The request — Using the listing below, copy every line that mentions "accident".

Excerpted data —
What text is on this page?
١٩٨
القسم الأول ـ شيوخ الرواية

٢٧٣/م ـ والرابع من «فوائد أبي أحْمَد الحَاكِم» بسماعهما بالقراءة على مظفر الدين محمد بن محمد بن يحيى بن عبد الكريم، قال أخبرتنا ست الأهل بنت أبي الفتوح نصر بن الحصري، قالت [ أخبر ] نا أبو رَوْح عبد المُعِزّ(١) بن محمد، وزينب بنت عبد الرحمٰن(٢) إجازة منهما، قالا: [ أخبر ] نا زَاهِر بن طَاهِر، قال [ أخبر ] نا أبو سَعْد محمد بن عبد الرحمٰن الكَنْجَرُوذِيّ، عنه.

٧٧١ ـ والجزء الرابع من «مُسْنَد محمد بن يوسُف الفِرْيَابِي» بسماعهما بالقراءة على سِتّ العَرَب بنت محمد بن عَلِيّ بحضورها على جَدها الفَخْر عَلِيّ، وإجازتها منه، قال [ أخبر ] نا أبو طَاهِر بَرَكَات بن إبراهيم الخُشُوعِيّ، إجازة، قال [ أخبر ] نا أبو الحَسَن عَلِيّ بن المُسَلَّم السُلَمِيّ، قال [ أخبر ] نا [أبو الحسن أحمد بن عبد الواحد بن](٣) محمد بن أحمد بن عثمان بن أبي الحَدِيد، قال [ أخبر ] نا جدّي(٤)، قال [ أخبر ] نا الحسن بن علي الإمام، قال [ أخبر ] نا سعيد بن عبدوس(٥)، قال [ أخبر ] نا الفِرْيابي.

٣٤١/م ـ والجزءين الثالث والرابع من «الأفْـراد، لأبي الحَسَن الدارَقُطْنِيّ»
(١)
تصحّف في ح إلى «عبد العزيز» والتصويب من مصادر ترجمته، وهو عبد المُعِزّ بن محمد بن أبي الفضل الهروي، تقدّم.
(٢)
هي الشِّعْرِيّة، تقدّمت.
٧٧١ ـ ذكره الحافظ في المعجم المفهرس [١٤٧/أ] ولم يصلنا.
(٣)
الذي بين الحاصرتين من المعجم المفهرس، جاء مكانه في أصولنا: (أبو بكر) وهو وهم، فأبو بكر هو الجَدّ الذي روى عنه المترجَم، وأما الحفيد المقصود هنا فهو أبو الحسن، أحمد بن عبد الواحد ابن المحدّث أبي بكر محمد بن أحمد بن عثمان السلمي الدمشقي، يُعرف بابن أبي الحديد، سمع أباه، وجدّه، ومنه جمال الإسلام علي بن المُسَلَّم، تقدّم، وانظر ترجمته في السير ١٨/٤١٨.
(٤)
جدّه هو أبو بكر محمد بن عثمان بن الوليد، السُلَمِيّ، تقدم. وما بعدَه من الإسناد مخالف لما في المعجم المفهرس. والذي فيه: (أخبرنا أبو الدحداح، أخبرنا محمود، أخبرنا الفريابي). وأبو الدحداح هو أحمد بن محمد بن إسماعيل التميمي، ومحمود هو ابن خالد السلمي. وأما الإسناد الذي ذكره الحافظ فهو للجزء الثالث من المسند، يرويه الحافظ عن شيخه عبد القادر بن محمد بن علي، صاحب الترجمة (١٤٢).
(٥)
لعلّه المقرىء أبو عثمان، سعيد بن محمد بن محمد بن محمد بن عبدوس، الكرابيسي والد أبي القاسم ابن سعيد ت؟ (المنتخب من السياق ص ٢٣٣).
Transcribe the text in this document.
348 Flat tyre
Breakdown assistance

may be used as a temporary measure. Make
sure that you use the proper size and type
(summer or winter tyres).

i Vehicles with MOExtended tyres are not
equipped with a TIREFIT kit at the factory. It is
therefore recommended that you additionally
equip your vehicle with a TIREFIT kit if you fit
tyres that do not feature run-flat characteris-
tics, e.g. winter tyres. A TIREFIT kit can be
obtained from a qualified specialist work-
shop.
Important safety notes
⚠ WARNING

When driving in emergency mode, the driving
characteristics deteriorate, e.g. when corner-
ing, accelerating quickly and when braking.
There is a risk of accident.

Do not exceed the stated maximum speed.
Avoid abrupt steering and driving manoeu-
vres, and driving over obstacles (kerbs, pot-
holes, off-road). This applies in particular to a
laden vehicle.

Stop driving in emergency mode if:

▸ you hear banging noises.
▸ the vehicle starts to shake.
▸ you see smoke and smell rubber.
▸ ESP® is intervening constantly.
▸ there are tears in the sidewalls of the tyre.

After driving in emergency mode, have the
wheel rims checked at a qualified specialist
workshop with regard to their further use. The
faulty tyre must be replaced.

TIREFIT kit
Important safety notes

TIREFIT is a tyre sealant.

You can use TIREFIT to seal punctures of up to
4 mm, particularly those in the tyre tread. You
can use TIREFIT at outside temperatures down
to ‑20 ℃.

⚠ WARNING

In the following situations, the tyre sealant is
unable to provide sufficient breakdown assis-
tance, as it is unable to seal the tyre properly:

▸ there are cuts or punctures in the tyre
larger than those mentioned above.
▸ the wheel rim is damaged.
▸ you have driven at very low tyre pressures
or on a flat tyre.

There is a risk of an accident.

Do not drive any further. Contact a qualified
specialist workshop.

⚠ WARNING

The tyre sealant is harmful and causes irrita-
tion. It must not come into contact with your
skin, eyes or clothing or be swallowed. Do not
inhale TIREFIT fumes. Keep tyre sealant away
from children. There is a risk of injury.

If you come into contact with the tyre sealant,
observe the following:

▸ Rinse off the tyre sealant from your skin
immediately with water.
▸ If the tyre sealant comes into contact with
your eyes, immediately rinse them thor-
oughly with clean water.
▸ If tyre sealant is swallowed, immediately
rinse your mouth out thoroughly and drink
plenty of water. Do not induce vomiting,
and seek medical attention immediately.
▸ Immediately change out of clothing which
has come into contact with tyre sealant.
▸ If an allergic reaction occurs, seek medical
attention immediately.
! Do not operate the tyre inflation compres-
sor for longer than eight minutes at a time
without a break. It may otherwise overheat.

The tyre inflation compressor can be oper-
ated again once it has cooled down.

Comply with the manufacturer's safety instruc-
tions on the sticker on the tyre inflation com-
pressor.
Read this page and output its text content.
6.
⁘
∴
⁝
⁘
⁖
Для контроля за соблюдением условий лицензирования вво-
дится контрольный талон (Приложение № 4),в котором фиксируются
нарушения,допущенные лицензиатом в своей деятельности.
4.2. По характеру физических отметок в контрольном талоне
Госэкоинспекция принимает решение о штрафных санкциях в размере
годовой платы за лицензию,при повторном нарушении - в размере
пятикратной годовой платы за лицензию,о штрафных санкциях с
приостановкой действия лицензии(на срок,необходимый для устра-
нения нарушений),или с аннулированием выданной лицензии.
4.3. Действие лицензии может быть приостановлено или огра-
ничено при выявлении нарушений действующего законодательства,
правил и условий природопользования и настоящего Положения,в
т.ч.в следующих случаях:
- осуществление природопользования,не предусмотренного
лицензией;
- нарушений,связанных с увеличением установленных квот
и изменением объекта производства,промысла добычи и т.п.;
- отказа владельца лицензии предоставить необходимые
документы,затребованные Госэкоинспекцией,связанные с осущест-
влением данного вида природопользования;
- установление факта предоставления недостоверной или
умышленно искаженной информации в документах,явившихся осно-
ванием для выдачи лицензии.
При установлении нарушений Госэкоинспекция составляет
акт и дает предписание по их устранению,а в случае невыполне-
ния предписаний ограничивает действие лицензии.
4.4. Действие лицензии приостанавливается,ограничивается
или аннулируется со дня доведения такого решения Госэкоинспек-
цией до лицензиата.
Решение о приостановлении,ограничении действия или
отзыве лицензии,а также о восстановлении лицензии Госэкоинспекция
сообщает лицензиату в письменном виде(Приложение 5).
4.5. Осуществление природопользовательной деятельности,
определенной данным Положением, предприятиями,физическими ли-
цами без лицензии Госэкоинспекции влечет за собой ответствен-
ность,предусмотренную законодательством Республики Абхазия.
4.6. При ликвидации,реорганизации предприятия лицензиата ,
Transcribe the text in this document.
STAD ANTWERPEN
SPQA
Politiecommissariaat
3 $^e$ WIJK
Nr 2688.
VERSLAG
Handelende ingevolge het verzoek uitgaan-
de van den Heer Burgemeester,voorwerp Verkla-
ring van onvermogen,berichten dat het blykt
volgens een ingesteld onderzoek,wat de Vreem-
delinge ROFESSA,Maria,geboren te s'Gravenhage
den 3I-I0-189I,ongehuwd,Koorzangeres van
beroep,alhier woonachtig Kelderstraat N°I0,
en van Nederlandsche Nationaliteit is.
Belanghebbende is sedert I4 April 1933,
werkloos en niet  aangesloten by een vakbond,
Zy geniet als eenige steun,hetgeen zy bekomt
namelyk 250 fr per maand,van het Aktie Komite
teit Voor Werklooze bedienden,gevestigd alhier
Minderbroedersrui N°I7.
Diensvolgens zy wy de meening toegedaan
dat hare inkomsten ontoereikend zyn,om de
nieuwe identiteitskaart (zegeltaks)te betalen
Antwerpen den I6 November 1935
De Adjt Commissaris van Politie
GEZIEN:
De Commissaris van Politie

Response for this exercise —
There is a risk of accident.
There is a risk of an accident.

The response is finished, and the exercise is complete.